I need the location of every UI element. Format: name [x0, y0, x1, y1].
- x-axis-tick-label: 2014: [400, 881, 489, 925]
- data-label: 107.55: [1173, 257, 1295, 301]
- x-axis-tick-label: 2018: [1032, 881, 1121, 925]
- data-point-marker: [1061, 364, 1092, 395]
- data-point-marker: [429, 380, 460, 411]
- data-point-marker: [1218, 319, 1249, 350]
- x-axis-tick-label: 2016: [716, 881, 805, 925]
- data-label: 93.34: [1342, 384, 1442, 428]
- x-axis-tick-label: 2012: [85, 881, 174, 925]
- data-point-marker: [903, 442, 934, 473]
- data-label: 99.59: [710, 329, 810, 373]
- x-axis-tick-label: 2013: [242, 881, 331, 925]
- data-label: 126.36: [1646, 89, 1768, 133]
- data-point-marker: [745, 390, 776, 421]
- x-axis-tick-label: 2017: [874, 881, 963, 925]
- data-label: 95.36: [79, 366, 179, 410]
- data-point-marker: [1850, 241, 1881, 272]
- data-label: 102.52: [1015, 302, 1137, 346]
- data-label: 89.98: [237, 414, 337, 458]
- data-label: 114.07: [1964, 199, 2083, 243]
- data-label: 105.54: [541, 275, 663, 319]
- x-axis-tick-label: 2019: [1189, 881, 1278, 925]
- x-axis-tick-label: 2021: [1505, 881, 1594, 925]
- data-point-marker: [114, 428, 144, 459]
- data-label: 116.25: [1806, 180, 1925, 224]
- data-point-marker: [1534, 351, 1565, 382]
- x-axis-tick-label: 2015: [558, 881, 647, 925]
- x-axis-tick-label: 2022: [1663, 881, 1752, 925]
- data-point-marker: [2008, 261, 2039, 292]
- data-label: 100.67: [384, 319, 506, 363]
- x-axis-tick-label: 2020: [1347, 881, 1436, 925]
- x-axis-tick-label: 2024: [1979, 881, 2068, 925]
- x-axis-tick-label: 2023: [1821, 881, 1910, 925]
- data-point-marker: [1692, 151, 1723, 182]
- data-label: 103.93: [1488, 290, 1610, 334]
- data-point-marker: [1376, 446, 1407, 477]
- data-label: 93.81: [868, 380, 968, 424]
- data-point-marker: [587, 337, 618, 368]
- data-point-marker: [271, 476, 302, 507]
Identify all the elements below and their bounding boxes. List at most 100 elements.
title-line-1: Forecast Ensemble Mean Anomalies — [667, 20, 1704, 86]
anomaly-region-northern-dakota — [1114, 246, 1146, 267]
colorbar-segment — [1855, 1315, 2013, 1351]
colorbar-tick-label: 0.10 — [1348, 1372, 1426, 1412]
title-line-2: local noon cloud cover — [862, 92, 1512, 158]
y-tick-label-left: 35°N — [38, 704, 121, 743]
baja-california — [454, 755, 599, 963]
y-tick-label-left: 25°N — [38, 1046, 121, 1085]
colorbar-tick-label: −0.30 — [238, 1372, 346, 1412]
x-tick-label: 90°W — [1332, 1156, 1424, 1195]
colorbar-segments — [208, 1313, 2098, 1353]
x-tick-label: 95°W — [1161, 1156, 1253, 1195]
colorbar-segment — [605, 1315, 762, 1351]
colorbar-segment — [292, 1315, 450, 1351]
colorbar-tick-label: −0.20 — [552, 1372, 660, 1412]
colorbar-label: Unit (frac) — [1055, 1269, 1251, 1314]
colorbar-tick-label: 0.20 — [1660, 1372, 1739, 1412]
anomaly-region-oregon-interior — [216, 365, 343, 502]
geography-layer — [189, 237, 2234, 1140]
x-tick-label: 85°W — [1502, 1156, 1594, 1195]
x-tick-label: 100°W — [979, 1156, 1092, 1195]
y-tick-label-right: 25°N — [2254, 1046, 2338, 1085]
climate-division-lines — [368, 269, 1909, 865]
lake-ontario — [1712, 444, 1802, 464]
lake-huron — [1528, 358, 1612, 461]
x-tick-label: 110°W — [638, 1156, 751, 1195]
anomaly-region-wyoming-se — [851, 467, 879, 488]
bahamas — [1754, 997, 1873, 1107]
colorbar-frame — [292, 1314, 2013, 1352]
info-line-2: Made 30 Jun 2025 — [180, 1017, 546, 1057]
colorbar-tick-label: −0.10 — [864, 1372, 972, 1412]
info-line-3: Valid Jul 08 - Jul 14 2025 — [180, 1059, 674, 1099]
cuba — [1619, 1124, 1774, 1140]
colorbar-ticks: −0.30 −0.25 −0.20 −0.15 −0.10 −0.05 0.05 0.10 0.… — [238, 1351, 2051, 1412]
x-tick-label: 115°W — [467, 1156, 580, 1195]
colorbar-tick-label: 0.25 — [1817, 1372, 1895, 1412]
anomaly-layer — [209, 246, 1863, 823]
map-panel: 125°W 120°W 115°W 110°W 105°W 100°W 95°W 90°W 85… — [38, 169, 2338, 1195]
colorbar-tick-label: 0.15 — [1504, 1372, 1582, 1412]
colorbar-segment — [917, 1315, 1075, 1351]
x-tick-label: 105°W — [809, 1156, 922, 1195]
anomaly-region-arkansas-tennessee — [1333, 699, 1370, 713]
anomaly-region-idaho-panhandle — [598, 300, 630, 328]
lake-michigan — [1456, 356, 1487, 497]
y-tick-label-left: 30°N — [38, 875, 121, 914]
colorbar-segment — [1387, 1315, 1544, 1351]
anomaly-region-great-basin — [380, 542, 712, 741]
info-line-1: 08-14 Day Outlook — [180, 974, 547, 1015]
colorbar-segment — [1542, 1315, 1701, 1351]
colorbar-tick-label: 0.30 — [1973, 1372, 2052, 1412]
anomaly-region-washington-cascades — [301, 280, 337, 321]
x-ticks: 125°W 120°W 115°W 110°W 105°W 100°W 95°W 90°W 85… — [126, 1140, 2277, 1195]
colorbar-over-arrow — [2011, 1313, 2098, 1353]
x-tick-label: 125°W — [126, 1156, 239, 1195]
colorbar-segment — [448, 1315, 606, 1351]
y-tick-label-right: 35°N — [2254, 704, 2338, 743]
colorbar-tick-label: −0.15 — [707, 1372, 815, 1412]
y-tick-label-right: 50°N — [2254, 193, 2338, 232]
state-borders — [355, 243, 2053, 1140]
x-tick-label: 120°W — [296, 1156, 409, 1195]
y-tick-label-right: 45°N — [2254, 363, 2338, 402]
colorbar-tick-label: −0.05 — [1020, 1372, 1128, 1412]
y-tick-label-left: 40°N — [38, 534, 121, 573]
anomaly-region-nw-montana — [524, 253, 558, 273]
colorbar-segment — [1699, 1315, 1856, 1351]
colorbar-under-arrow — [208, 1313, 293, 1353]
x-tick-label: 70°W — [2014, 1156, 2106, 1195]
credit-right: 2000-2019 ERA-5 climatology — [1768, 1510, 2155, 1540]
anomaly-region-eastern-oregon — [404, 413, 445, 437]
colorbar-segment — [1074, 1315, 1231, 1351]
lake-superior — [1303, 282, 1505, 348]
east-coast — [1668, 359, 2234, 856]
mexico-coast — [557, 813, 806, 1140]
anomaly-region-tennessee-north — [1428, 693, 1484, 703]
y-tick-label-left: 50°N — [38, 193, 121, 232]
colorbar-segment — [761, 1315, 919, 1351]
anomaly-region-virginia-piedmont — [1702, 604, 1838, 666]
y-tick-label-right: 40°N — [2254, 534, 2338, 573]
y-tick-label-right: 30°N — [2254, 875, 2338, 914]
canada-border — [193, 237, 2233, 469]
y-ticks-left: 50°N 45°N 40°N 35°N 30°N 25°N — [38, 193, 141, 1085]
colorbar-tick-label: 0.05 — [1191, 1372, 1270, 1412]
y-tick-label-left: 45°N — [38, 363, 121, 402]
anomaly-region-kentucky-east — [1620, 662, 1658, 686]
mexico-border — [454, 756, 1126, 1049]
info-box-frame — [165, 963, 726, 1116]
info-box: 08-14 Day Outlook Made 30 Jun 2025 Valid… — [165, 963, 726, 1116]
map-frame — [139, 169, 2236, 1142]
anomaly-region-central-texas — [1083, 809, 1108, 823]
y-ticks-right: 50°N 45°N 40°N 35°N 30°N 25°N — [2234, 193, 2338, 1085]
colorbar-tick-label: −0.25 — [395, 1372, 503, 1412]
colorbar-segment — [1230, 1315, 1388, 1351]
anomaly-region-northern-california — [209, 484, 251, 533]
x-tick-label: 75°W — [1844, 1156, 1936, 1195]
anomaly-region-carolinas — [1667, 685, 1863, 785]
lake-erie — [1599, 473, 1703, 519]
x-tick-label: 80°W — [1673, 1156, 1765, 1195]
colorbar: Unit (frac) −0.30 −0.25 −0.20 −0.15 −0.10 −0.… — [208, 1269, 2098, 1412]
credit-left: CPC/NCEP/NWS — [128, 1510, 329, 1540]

--

» **PROBLEM**
Transcribe the listing above, starting from its first line and ending with the line that contains "- x-axis-tick-label: 2021: [1505, 881, 1594, 925]". Keep every line unchanged.

» **SOLUTION BELOW**
I need the location of every UI element. Format: name [x0, y0, x1, y1].
- x-axis-tick-label: 2014: [400, 881, 489, 925]
- data-label: 107.55: [1173, 257, 1295, 301]
- x-axis-tick-label: 2018: [1032, 881, 1121, 925]
- data-point-marker: [1061, 364, 1092, 395]
- data-point-marker: [429, 380, 460, 411]
- data-point-marker: [1218, 319, 1249, 350]
- x-axis-tick-label: 2016: [716, 881, 805, 925]
- data-label: 93.34: [1342, 384, 1442, 428]
- x-axis-tick-label: 2012: [85, 881, 174, 925]
- data-point-marker: [903, 442, 934, 473]
- data-label: 99.59: [710, 329, 810, 373]
- x-axis-tick-label: 2013: [242, 881, 331, 925]
- data-label: 126.36: [1646, 89, 1768, 133]
- data-point-marker: [745, 390, 776, 421]
- x-axis-tick-label: 2017: [874, 881, 963, 925]
- data-label: 95.36: [79, 366, 179, 410]
- data-point-marker: [1850, 241, 1881, 272]
- data-label: 102.52: [1015, 302, 1137, 346]
- data-label: 89.98: [237, 414, 337, 458]
- data-label: 114.07: [1964, 199, 2083, 243]
- data-label: 105.54: [541, 275, 663, 319]
- x-axis-tick-label: 2019: [1189, 881, 1278, 925]
- x-axis-tick-label: 2021: [1505, 881, 1594, 925]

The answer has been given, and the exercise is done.